## What is required
Write out the data below exactly as given, without any of its pictures.

## Data provided
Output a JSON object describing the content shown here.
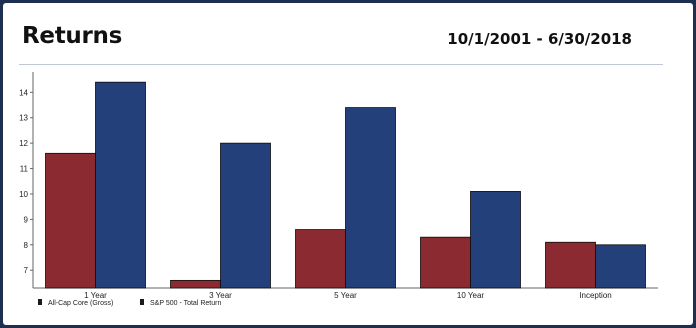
{
  "header": {
    "title": "Returns",
    "date_range": "10/1/2001 - 6/30/2018"
  },
  "colors": {
    "page_frame": "#1e2f4f",
    "series_1": "#8b2a30",
    "series_2": "#24407a"
  },
  "chart_data": {
    "type": "bar",
    "title": "Returns",
    "subtitle": "10/1/2001 - 6/30/2018",
    "categories": [
      "1 Year",
      "3 Year",
      "5 Year",
      "10 Year",
      "Inception"
    ],
    "series": [
      {
        "name": "All-Cap Core (Gross)",
        "color": "#8b2a30",
        "values": [
          11.6,
          6.6,
          8.6,
          8.3,
          8.1
        ]
      },
      {
        "name": "S&P 500 - Total Return",
        "color": "#24407a",
        "values": [
          14.4,
          12.0,
          13.4,
          10.1,
          8.0
        ]
      }
    ],
    "ylim": [
      6.3,
      14.8
    ],
    "yticks": [
      7,
      8,
      9,
      10,
      11,
      12,
      13,
      14
    ],
    "xlabel": "",
    "ylabel": "",
    "grid": false,
    "legend_position": "bottom-left"
  }
}
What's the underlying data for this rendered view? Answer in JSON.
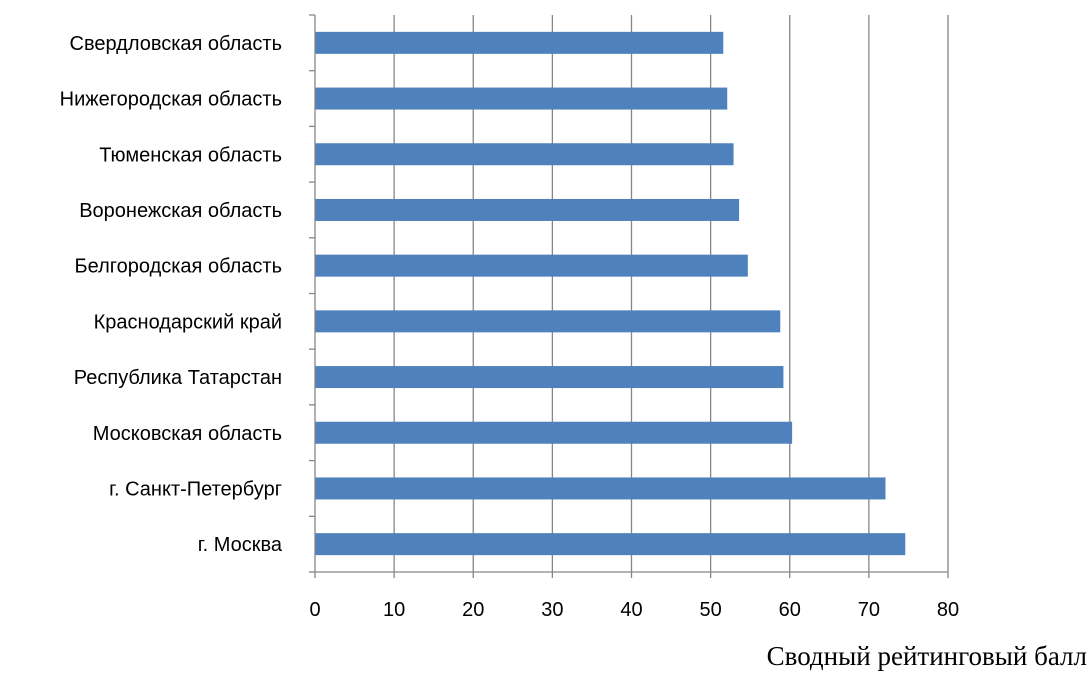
{
  "chart_data": {
    "type": "bar",
    "orientation": "horizontal",
    "categories": [
      "г. Москва",
      "г. Санкт-Петербург",
      "Московская область",
      "Республика Татарстан",
      "Краснодарский край",
      "Белгородская область",
      "Воронежская область",
      "Тюменская область",
      "Нижегородская область",
      "Свердловская область"
    ],
    "values": [
      74.6,
      72.1,
      60.3,
      59.2,
      58.8,
      54.7,
      53.6,
      52.9,
      52.1,
      51.6
    ],
    "xlabel": "Сводный рейтинговый балл",
    "ylabel": "",
    "xlim": [
      0,
      80
    ],
    "xticks": [
      "0",
      "10",
      "20",
      "30",
      "40",
      "50",
      "60",
      "70",
      "80"
    ],
    "grid": "vertical",
    "legend": "none",
    "colors": {
      "bar": "#4f81bd",
      "grid": "#868686",
      "axis": "#868686"
    }
  }
}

## Reply
Output a JSON object describing the content shown here.
{
  "header": {
    "title": "Returns",
    "date_range": "10/1/2001 - 6/30/2018"
  },
  "colors": {
    "page_frame": "#1e2f4f",
    "series_1": "#8b2a30",
    "series_2": "#24407a"
  },
  "chart_data": {
    "type": "bar",
    "title": "Returns",
    "subtitle": "10/1/2001 - 6/30/2018",
    "categories": [
      "1 Year",
      "3 Year",
      "5 Year",
      "10 Year",
      "Inception"
    ],
    "series": [
      {
        "name": "All-Cap Core (Gross)",
        "color": "#8b2a30",
        "values": [
          11.6,
          6.6,
          8.6,
          8.3,
          8.1
        ]
      },
      {
        "name": "S&P 500 - Total Return",
        "color": "#24407a",
        "values": [
          14.4,
          12.0,
          13.4,
          10.1,
          8.0
        ]
      }
    ],
    "ylim": [
      6.3,
      14.8
    ],
    "yticks": [
      7,
      8,
      9,
      10,
      11,
      12,
      13,
      14
    ],
    "xlabel": "",
    "ylabel": "",
    "grid": false,
    "legend_position": "bottom-left"
  }
}
What's the underlying data for this rendered view? Answer in JSON.
{
  "chart_data": {
    "type": "bar",
    "orientation": "horizontal",
    "categories": [
      "г. Москва",
      "г. Санкт-Петербург",
      "Московская область",
      "Республика Татарстан",
      "Краснодарский край",
      "Белгородская область",
      "Воронежская область",
      "Тюменская область",
      "Нижегородская область",
      "Свердловская область"
    ],
    "values": [
      74.6,
      72.1,
      60.3,
      59.2,
      58.8,
      54.7,
      53.6,
      52.9,
      52.1,
      51.6
    ],
    "xlabel": "Сводный рейтинговый балл",
    "ylabel": "",
    "xlim": [
      0,
      80
    ],
    "xticks": [
      "0",
      "10",
      "20",
      "30",
      "40",
      "50",
      "60",
      "70",
      "80"
    ],
    "grid": "vertical",
    "legend": "none",
    "colors": {
      "bar": "#4f81bd",
      "grid": "#868686",
      "axis": "#868686"
    }
  }
}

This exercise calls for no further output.